**TASK DETAILS**
Every record below must be returned exactly as it was received.

**THE DATA**
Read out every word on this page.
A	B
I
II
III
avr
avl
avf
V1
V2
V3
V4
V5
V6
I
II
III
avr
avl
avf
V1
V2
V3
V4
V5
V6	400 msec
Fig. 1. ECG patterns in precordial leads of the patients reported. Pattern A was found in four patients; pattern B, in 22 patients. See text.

**OUTPUT BELOW**
Read out every word on this page.
A	B
I
II
III
avr
avl
avf
V1
V2
V3
V4
V5
V6
I
II
III
avr
avl
avf
V1
V2
V3
V4
V5
V6	400 msec
Fig. 1. ECG patterns in precordial leads of the patients reported. Pattern A was found in four patients; pattern B, in 22 patients. See text.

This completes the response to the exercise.